--- Start ---

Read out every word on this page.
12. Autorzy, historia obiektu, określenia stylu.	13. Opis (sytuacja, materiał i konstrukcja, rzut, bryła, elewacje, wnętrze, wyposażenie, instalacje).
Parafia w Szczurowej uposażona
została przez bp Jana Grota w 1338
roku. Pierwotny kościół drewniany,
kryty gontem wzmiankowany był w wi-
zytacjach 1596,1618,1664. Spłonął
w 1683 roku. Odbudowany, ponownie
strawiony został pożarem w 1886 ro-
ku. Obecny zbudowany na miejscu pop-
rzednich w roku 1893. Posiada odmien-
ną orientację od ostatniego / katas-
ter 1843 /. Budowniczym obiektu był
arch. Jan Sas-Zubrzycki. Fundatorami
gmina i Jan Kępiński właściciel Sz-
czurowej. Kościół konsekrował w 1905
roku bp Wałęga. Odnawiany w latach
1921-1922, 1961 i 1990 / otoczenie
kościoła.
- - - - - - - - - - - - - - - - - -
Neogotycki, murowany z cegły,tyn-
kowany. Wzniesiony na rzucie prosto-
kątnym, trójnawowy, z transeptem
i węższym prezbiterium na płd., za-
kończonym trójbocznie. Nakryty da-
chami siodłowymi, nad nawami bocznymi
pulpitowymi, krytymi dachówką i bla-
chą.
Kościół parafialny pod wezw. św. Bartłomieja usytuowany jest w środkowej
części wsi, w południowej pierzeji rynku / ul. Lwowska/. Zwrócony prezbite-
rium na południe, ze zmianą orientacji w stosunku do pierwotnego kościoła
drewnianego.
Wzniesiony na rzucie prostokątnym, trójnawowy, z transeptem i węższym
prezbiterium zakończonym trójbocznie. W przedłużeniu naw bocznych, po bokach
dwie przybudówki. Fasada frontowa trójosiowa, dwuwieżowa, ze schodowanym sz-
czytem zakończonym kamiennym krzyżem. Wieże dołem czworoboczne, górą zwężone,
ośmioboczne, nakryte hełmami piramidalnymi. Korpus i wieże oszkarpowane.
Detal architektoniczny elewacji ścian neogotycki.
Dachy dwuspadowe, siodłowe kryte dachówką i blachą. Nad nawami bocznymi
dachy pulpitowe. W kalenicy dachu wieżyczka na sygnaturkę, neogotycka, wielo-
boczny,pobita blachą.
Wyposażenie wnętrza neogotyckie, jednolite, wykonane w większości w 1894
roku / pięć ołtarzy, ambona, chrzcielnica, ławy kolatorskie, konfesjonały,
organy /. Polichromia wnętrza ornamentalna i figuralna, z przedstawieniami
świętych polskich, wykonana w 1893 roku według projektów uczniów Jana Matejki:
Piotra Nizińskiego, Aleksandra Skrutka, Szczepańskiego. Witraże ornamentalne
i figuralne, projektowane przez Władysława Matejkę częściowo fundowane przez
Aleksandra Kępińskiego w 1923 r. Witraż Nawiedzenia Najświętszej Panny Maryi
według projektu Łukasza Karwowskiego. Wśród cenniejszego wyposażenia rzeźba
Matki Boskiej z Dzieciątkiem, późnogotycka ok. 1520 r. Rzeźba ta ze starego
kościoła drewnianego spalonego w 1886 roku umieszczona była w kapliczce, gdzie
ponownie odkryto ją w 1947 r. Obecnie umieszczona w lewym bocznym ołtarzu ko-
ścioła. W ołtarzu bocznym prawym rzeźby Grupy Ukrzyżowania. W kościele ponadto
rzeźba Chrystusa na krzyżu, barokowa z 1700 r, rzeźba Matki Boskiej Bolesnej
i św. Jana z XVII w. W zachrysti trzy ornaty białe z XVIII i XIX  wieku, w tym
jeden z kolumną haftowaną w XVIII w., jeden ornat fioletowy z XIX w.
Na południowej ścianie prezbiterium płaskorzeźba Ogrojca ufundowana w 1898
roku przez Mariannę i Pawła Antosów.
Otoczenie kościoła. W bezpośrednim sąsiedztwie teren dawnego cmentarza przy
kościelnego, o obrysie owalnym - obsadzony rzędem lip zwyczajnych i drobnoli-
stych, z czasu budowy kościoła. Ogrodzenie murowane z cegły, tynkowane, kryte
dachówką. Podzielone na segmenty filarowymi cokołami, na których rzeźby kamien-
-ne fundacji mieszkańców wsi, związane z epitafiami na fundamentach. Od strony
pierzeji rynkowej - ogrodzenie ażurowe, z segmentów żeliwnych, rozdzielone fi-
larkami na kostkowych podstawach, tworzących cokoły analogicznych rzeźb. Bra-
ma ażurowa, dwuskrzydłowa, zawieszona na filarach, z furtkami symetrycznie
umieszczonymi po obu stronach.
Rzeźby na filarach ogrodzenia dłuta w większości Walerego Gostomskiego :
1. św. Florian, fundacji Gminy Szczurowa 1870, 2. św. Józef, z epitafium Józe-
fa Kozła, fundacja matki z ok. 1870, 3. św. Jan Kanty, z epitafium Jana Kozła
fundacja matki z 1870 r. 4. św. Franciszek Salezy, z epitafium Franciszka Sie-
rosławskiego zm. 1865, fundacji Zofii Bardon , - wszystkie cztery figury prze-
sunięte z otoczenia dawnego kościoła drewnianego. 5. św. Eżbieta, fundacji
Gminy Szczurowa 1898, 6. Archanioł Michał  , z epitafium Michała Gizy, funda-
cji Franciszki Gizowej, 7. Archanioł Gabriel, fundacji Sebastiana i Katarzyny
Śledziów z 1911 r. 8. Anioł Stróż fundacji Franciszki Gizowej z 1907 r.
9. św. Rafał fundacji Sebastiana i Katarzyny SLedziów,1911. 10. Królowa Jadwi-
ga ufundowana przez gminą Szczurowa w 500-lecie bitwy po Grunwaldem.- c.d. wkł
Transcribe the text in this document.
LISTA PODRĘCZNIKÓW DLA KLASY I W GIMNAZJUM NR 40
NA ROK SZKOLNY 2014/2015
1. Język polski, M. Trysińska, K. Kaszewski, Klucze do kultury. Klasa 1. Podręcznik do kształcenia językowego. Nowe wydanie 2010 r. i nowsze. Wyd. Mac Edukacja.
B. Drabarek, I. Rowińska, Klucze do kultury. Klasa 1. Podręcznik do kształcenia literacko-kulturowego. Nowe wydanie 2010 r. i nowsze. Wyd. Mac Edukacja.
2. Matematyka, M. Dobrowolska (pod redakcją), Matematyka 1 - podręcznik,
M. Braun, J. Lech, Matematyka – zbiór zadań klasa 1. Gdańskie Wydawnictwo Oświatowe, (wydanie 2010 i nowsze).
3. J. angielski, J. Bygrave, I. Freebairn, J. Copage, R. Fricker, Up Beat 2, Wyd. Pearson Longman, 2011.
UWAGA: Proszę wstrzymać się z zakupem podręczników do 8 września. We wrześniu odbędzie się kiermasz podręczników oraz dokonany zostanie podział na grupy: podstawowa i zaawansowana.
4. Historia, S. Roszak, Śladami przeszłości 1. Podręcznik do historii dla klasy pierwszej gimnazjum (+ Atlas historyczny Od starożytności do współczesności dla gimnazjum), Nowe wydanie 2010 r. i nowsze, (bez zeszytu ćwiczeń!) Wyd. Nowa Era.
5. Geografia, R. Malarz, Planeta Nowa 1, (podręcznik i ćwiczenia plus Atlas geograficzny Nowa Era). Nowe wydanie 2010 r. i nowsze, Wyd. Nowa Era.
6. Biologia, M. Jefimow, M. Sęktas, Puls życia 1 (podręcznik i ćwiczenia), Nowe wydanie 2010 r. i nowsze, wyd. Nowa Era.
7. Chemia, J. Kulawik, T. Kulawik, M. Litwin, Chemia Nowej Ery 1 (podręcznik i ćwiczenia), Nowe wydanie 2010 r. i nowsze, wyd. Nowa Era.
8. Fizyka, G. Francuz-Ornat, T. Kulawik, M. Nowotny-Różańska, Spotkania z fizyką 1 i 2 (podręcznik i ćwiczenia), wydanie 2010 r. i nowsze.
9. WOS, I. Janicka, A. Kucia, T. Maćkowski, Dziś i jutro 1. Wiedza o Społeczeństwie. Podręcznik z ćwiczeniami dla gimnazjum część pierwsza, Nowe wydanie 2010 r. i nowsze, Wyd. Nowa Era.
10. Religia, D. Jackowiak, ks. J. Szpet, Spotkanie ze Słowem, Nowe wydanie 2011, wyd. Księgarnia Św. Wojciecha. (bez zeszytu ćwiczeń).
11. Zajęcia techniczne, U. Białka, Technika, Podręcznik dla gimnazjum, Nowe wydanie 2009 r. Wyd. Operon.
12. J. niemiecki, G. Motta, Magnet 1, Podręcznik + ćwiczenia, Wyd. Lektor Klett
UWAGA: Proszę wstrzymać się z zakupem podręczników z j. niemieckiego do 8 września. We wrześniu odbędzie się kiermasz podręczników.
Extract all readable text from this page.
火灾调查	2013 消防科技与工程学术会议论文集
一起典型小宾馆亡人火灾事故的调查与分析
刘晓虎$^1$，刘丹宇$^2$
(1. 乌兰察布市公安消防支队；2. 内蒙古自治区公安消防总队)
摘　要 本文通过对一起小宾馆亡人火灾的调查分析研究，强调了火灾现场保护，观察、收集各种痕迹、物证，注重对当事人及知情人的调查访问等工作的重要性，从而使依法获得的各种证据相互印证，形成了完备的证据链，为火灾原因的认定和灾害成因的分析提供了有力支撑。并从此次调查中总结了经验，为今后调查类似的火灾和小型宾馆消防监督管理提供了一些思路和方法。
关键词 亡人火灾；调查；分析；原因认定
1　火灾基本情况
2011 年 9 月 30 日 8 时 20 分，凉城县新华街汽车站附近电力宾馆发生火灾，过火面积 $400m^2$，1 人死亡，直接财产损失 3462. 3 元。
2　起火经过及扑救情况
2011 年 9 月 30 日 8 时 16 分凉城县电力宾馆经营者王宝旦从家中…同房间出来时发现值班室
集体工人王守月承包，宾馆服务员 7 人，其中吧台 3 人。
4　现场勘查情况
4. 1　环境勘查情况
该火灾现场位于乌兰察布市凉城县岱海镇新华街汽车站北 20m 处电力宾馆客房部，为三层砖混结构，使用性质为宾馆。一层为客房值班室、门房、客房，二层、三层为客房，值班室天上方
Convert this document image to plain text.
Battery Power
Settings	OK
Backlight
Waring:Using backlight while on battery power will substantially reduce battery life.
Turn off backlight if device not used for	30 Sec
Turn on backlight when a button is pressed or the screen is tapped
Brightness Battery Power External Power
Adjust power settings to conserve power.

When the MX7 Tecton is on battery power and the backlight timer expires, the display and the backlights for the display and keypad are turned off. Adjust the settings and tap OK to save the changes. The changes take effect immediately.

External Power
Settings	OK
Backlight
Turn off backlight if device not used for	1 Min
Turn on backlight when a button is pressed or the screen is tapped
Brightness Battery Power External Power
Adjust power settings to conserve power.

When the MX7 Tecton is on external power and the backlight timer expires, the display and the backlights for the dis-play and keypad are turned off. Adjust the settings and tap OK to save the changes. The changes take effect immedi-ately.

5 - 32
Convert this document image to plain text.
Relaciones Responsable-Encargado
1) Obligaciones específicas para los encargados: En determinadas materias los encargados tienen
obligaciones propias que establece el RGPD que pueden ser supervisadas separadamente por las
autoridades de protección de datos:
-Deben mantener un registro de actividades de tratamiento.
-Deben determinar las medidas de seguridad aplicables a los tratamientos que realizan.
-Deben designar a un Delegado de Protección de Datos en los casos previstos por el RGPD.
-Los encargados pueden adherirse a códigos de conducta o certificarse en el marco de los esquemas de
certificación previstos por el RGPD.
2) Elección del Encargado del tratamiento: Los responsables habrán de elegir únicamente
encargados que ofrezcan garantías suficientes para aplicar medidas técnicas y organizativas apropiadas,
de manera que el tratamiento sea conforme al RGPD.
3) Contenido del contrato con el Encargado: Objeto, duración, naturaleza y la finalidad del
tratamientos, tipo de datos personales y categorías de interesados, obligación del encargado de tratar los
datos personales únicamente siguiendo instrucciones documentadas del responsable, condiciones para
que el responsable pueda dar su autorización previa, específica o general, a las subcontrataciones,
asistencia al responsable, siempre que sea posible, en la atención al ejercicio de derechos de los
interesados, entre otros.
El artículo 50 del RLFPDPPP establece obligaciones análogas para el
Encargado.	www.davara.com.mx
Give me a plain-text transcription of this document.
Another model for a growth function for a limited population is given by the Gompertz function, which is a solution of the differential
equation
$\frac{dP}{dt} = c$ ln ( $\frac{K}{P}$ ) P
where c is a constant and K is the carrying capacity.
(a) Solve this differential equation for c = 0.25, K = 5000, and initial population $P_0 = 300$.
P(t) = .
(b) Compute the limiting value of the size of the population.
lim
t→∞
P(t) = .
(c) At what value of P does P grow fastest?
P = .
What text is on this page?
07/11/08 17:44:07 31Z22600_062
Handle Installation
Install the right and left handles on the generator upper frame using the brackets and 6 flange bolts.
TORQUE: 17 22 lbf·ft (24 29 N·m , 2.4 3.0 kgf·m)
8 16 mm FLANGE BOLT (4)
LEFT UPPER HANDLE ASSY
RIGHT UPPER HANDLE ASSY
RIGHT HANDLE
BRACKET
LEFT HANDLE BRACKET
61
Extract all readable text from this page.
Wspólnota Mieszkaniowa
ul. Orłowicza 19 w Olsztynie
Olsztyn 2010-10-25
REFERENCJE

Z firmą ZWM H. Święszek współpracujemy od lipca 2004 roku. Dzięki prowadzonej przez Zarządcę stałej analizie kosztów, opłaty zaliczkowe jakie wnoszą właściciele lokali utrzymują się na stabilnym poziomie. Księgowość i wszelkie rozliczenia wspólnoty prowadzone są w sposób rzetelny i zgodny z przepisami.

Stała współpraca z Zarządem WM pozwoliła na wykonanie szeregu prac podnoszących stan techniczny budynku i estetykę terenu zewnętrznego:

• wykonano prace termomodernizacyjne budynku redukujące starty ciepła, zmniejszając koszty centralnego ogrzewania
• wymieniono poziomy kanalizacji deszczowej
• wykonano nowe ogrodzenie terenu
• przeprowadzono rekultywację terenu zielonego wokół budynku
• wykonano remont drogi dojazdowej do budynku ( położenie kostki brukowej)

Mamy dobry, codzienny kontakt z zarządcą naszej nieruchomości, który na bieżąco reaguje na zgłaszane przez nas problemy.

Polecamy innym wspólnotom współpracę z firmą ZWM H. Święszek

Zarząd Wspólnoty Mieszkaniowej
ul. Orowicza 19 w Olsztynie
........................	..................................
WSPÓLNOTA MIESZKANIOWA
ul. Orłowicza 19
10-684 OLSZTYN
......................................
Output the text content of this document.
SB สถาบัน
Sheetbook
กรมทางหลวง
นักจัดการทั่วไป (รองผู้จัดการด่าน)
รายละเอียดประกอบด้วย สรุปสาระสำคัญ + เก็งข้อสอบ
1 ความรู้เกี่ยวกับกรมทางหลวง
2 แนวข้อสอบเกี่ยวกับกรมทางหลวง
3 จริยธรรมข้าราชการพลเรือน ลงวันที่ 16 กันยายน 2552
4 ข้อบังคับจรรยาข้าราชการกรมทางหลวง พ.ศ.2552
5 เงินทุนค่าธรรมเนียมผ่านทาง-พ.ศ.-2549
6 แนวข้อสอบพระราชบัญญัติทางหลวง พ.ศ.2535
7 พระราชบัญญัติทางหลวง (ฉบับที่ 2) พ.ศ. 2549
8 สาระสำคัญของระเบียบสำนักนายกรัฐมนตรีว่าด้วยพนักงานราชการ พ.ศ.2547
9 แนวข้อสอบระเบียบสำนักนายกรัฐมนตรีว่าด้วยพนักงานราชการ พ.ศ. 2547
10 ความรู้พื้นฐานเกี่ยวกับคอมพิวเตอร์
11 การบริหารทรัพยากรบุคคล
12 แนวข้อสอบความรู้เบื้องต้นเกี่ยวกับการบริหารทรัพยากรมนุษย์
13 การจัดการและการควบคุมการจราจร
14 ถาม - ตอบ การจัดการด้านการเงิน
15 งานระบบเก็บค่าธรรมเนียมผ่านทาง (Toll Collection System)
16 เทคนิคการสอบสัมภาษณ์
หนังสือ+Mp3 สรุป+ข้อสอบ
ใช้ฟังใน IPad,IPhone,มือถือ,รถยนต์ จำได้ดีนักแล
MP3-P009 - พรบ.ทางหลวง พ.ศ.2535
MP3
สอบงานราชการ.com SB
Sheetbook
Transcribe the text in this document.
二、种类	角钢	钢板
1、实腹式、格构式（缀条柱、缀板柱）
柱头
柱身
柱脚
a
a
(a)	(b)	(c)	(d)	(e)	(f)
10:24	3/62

--- End ---

● Task description: Extract every line from the one containing "Output the text content of this document." through the last line of the data, inclusive, exactly as written.

● Correct output:
Output the text content of this document.
SB สถาบัน
Sheetbook
กรมทางหลวง
นักจัดการทั่วไป (รองผู้จัดการด่าน)
รายละเอียดประกอบด้วย สรุปสาระสำคัญ + เก็งข้อสอบ
1 ความรู้เกี่ยวกับกรมทางหลวง
2 แนวข้อสอบเกี่ยวกับกรมทางหลวง
3 จริยธรรมข้าราชการพลเรือน ลงวันที่ 16 กันยายน 2552
4 ข้อบังคับจรรยาข้าราชการกรมทางหลวง พ.ศ.2552
5 เงินทุนค่าธรรมเนียมผ่านทาง-พ.ศ.-2549
6 แนวข้อสอบพระราชบัญญัติทางหลวง พ.ศ.2535
7 พระราชบัญญัติทางหลวง (ฉบับที่ 2) พ.ศ. 2549
8 สาระสำคัญของระเบียบสำนักนายกรัฐมนตรีว่าด้วยพนักงานราชการ พ.ศ.2547
9 แนวข้อสอบระเบียบสำนักนายกรัฐมนตรีว่าด้วยพนักงานราชการ พ.ศ. 2547
10 ความรู้พื้นฐานเกี่ยวกับคอมพิวเตอร์
11 การบริหารทรัพยากรบุคคล
12 แนวข้อสอบความรู้เบื้องต้นเกี่ยวกับการบริหารทรัพยากรมนุษย์
13 การจัดการและการควบคุมการจราจร
14 ถาม - ตอบ การจัดการด้านการเงิน
15 งานระบบเก็บค่าธรรมเนียมผ่านทาง (Toll Collection System)
16 เทคนิคการสอบสัมภาษณ์
หนังสือ+Mp3 สรุป+ข้อสอบ
ใช้ฟังใน IPad,IPhone,มือถือ,รถยนต์ จำได้ดีนักแล
MP3-P009 - พรบ.ทางหลวง พ.ศ.2535
MP3
สอบงานราชการ.com SB
Sheetbook
Transcribe the text in this document.
二、种类	角钢	钢板
1、实腹式、格构式（缀条柱、缀板柱）
柱头
柱身
柱脚
a
a
(a)	(b)	(c)	(d)	(e)	(f)
10:24	3/62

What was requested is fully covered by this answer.